### [TASK DIRECTIONS]
Repeat each line word for word.

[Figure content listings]
☆ ☆ ☆ ☆ ☆ ☆ ☆

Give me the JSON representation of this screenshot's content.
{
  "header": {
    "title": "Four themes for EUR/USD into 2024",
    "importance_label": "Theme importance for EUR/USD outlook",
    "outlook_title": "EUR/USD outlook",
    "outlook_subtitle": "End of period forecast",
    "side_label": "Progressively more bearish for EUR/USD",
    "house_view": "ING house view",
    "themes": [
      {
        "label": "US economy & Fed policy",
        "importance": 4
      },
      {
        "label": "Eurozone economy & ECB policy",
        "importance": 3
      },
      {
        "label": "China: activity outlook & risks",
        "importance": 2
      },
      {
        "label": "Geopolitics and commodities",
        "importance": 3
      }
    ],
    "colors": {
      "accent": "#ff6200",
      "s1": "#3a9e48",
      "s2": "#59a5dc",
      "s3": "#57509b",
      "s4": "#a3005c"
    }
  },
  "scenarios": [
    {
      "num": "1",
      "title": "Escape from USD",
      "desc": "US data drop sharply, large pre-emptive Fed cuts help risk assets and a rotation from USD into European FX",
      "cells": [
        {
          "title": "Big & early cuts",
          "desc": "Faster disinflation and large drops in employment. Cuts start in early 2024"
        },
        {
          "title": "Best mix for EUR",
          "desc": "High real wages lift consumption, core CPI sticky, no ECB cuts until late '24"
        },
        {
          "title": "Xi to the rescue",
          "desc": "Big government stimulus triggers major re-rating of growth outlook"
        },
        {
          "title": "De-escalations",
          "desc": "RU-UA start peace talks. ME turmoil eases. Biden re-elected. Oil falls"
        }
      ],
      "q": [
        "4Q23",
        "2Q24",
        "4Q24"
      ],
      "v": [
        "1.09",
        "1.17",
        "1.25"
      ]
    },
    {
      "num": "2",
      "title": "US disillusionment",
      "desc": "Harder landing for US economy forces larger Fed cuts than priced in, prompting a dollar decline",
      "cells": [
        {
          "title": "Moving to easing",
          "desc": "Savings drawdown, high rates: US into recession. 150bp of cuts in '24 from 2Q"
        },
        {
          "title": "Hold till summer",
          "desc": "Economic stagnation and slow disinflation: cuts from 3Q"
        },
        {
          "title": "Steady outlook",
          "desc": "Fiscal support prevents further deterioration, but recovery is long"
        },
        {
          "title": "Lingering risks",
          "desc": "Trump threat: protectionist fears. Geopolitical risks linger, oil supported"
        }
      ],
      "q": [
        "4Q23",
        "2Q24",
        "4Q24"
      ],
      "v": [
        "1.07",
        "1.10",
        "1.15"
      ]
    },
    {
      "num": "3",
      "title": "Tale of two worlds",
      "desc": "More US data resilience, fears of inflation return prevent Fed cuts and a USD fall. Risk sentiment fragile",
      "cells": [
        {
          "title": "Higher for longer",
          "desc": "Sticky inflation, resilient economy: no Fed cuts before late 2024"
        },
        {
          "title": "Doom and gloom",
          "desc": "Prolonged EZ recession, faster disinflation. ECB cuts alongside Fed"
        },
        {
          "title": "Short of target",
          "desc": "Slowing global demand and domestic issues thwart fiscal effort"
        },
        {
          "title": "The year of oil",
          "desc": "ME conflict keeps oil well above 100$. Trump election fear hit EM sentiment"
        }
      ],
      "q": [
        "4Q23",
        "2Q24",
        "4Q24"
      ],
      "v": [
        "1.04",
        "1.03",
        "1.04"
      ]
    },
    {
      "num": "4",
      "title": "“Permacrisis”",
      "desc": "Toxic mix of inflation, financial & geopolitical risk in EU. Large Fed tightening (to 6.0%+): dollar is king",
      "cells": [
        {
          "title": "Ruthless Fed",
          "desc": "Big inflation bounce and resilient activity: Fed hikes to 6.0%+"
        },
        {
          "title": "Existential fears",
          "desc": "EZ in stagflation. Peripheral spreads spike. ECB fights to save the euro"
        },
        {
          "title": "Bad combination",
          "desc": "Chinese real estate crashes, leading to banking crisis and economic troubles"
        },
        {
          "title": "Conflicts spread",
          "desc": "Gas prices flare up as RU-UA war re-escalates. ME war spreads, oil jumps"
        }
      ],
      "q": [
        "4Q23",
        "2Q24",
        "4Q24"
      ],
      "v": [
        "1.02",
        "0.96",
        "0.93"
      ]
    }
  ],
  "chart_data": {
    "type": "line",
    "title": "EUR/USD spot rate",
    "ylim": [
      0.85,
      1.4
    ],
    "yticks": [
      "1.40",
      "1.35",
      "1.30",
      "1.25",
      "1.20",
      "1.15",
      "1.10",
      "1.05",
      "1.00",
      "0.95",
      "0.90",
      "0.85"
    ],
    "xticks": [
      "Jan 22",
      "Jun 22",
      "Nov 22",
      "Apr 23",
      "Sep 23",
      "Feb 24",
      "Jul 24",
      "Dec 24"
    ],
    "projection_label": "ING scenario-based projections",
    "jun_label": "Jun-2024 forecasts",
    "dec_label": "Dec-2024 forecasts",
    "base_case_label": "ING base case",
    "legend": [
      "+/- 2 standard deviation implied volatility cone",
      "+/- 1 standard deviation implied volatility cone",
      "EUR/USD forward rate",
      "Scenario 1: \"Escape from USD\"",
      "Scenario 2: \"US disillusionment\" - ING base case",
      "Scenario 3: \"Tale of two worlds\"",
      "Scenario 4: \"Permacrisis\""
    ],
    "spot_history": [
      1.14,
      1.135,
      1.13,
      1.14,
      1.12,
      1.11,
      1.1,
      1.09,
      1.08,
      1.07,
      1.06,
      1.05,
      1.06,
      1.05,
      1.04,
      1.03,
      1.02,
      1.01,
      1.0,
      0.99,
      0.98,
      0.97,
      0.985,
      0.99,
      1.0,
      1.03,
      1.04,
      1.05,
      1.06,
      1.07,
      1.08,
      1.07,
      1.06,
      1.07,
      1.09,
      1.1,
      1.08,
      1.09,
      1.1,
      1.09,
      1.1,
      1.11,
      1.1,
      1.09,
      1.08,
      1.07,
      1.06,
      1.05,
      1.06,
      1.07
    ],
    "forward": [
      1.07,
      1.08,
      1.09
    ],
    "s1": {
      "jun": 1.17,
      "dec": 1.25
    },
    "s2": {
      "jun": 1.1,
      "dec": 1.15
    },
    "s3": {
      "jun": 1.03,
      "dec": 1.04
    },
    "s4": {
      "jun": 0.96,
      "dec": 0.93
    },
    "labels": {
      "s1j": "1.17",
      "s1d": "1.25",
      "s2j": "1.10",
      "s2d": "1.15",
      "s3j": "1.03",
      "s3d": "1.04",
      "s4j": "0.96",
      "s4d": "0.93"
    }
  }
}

☆ ☆ ☆ ☆ ☆ ☆ ☆

### [RESULT OF THIS TASK]
Give me the JSON representation of this screenshot's content.
{
  "header": {
    "title": "Four themes for EUR/USD into 2024",
    "importance_label": "Theme importance for EUR/USD outlook",
    "outlook_title": "EUR/USD outlook",
    "outlook_subtitle": "End of period forecast",
    "side_label": "Progressively more bearish for EUR/USD",
    "house_view": "ING house view",
    "themes": [
      {
        "label": "US economy & Fed policy",
        "importance": 4
      },
      {
        "label": "Eurozone economy & ECB policy",
        "importance": 3
      },
      {
        "label": "China: activity outlook & risks",
        "importance": 2
      },
      {
        "label": "Geopolitics and commodities",
        "importance": 3
      }
    ],
    "colors": {
      "accent": "#ff6200",
      "s1": "#3a9e48",
      "s2": "#59a5dc",
      "s3": "#57509b",
      "s4": "#a3005c"
    }
  },
  "scenarios": [
    {
      "num": "1",
      "title": "Escape from USD",
      "desc": "US data drop sharply, large pre-emptive Fed cuts help risk assets and a rotation from USD into European FX",
      "cells": [
        {
          "title": "Big & early cuts",
          "desc": "Faster disinflation and large drops in employment. Cuts start in early 2024"
        },
        {
          "title": "Best mix for EUR",
          "desc": "High real wages lift consumption, core CPI sticky, no ECB cuts until late '24"
        },
        {
          "title": "Xi to the rescue",
          "desc": "Big government stimulus triggers major re-rating of growth outlook"
        },
        {
          "title": "De-escalations",
          "desc": "RU-UA start peace talks. ME turmoil eases. Biden re-elected. Oil falls"
        }
      ],
      "q": [
        "4Q23",
        "2Q24",
        "4Q24"
      ],
      "v": [
        "1.09",
        "1.17",
        "1.25"
      ]
    },
    {
      "num": "2",
      "title": "US disillusionment",
      "desc": "Harder landing for US economy forces larger Fed cuts than priced in, prompting a dollar decline",
      "cells": [
        {
          "title": "Moving to easing",
          "desc": "Savings drawdown, high rates: US into recession. 150bp of cuts in '24 from 2Q"
        },
        {
          "title": "Hold till summer",
          "desc": "Economic stagnation and slow disinflation: cuts from 3Q"
        },
        {
          "title": "Steady outlook",
          "desc": "Fiscal support prevents further deterioration, but recovery is long"
        },
        {
          "title": "Lingering risks",
          "desc": "Trump threat: protectionist fears. Geopolitical risks linger, oil supported"
        }
      ],
      "q": [
        "4Q23",
        "2Q24",
        "4Q24"
      ],
      "v": [
        "1.07",
        "1.10",
        "1.15"
      ]
    },
    {
      "num": "3",
      "title": "Tale of two worlds",
      "desc": "More US data resilience, fears of inflation return prevent Fed cuts and a USD fall. Risk sentiment fragile",
      "cells": [
        {
          "title": "Higher for longer",
          "desc": "Sticky inflation, resilient economy: no Fed cuts before late 2024"
        },
        {
          "title": "Doom and gloom",
          "desc": "Prolonged EZ recession, faster disinflation. ECB cuts alongside Fed"
        },
        {
          "title": "Short of target",
          "desc": "Slowing global demand and domestic issues thwart fiscal effort"
        },
        {
          "title": "The year of oil",
          "desc": "ME conflict keeps oil well above 100$. Trump election fear hit EM sentiment"
        }
      ],
      "q": [
        "4Q23",
        "2Q24",
        "4Q24"
      ],
      "v": [
        "1.04",
        "1.03",
        "1.04"
      ]
    },
    {
      "num": "4",
      "title": "“Permacrisis”",
      "desc": "Toxic mix of inflation, financial & geopolitical risk in EU. Large Fed tightening (to 6.0%+): dollar is king",
      "cells": [
        {
          "title": "Ruthless Fed",
          "desc": "Big inflation bounce and resilient activity: Fed hikes to 6.0%+"
        },
        {
          "title": "Existential fears",
          "desc": "EZ in stagflation. Peripheral spreads spike. ECB fights to save the euro"
        },
        {
          "title": "Bad combination",
          "desc": "Chinese real estate crashes, leading to banking crisis and economic troubles"
        },
        {
          "title": "Conflicts spread",
          "desc": "Gas prices flare up as RU-UA war re-escalates. ME war spreads, oil jumps"
        }
      ],
      "q": [
        "4Q23",
        "2Q24",
        "4Q24"
      ],
      "v": [
        "1.02",
        "0.96",
        "0.93"
      ]
    }
  ],
  "chart_data": {
    "type": "line",
    "title": "EUR/USD spot rate",
    "ylim": [
      0.85,
      1.4
    ],
    "yticks": [
      "1.40",
      "1.35",
      "1.30",
      "1.25",
      "1.20",
      "1.15",
      "1.10",
      "1.05",
      "1.00",
      "0.95",
      "0.90",
      "0.85"
    ],
    "xticks": [
      "Jan 22",
      "Jun 22",
      "Nov 22",
      "Apr 23",
      "Sep 23",
      "Feb 24",
      "Jul 24",
      "Dec 24"
    ],
    "projection_label": "ING scenario-based projections",
    "jun_label": "Jun-2024 forecasts",
    "dec_label": "Dec-2024 forecasts",
    "base_case_label": "ING base case",
    "legend": [
      "+/- 2 standard deviation implied volatility cone",
      "+/- 1 standard deviation implied volatility cone",
      "EUR/USD forward rate",
      "Scenario 1: \"Escape from USD\"",
      "Scenario 2: \"US disillusionment\" - ING base case",
      "Scenario 3: \"Tale of two worlds\"",
      "Scenario 4: \"Permacrisis\""
    ],
    "spot_history": [
      1.14,
      1.135,
      1.13,
      1.14,
      1.12,
      1.11,
      1.1,
      1.09,
      1.08,
      1.07,
      1.06,
      1.05,
      1.06,
      1.05,
      1.04,
      1.03,
      1.02,
      1.01,
      1.0,
      0.99,
      0.98,
      0.97,
      0.985,
      0.99,
      1.0,
      1.03,
      1.04,
      1.05,
      1.06,
      1.07,
      1.08,
      1.07,
      1.06,
      1.07,
      1.09,
      1.1,
      1.08,
      1.09,
      1.1,
      1.09,
      1.1,
      1.11,
      1.1,
      1.09,
      1.08,
      1.07,
      1.06,
      1.05,
      1.06,
      1.07
    ],
    "forward": [
      1.07,
      1.08,
      1.09
    ],
    "s1": {
      "jun": 1.17,
      "dec": 1.25
    },
    "s2": {
      "jun": 1.1,
      "dec": 1.15
    },
    "s3": {
      "jun": 1.03,
      "dec": 1.04
    },
    "s4": {
      "jun": 0.96,
      "dec": 0.93
    },
    "labels": {
      "s1j": "1.17",
      "s1d": "1.25",
      "s2j": "1.10",
      "s2d": "1.15",
      "s3j": "1.03",
      "s3d": "1.04",
      "s4j": "0.96",
      "s4d": "0.93"
    }
  }
}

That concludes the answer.